** Start INFORMATION SHOWN **

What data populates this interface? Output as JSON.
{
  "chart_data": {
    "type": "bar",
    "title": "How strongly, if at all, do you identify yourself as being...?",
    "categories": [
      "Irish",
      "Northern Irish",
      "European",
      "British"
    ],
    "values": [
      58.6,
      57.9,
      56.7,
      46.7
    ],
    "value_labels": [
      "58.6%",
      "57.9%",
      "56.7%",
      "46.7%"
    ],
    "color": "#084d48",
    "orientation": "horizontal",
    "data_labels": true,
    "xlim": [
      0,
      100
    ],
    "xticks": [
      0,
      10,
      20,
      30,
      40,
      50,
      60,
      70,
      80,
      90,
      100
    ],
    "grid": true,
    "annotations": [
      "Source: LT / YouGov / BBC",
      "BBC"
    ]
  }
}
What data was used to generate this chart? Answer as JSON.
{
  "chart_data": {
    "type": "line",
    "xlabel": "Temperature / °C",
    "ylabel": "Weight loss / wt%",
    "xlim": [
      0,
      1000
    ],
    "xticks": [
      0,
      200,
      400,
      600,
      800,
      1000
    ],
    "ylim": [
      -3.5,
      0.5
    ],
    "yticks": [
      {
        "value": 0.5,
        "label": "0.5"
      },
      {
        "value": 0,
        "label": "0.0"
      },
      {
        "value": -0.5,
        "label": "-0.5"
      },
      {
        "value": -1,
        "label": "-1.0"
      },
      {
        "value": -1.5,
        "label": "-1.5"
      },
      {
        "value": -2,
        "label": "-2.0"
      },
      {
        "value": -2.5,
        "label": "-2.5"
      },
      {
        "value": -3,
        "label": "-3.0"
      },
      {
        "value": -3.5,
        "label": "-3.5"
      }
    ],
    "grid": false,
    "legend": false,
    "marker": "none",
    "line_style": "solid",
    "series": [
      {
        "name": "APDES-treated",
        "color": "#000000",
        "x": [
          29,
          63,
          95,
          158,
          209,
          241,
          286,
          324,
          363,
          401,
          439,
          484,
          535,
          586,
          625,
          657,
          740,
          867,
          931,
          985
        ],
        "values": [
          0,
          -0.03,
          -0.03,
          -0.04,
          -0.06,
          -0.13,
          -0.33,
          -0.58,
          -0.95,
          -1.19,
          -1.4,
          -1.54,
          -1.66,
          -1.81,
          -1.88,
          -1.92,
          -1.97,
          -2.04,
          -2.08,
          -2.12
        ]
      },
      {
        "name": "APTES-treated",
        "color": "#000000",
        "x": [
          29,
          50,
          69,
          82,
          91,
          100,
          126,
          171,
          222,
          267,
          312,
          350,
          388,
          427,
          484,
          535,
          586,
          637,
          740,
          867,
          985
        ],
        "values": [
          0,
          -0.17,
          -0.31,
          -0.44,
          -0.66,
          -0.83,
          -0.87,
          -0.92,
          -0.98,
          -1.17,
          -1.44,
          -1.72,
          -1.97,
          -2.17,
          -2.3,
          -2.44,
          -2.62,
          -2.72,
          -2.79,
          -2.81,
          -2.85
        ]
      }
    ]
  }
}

** End INFORMATION SHOWN **
** Start INFORMATION SHOWN **

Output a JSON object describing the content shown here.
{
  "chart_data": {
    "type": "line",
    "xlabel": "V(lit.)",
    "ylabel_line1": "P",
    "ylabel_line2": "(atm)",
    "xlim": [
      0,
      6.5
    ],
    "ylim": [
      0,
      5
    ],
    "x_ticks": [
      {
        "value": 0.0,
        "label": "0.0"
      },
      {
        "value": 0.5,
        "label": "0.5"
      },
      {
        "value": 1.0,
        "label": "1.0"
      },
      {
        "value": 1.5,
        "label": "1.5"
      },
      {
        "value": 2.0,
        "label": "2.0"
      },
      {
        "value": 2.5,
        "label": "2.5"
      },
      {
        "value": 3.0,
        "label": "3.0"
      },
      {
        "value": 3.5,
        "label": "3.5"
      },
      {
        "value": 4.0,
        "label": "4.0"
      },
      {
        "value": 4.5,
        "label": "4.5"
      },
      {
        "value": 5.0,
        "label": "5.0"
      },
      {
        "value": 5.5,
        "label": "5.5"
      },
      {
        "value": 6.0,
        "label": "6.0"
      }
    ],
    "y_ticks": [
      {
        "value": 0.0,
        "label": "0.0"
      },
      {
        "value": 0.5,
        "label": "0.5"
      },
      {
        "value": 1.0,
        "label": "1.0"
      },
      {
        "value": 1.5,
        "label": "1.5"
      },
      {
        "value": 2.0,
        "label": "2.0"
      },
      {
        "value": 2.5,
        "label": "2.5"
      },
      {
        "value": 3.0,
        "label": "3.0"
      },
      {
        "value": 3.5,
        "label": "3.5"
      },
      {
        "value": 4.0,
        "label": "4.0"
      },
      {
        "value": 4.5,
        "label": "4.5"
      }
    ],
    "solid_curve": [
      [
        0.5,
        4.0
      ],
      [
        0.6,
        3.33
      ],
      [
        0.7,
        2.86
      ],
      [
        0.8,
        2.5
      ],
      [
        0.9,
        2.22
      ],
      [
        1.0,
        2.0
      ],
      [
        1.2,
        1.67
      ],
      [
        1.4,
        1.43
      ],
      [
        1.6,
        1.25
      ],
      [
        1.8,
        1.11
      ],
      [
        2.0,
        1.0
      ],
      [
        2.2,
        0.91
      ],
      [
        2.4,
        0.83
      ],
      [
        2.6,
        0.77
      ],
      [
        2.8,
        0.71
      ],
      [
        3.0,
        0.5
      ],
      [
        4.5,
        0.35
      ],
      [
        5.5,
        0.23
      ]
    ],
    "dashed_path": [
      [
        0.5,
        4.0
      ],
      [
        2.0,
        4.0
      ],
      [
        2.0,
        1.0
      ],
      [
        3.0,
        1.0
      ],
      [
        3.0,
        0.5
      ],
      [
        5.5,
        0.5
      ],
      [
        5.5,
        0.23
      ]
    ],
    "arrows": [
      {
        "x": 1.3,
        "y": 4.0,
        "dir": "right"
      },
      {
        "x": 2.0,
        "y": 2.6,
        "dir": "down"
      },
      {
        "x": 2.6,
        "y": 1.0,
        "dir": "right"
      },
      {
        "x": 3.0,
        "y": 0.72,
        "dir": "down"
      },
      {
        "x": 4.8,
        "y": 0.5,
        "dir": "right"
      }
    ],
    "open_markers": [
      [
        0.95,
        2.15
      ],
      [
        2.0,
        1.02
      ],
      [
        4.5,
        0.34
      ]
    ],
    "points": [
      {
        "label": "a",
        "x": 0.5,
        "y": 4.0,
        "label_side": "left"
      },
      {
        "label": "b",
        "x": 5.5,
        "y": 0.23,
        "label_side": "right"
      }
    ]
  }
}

** End INFORMATION SHOWN **

● WORK INSTRUCTIONS
Each line that holds the word "Output" should be extracted from the records.

● FINAL RESULT
What data populates this interface? Output as JSON.
Output a JSON object describing the content shown here.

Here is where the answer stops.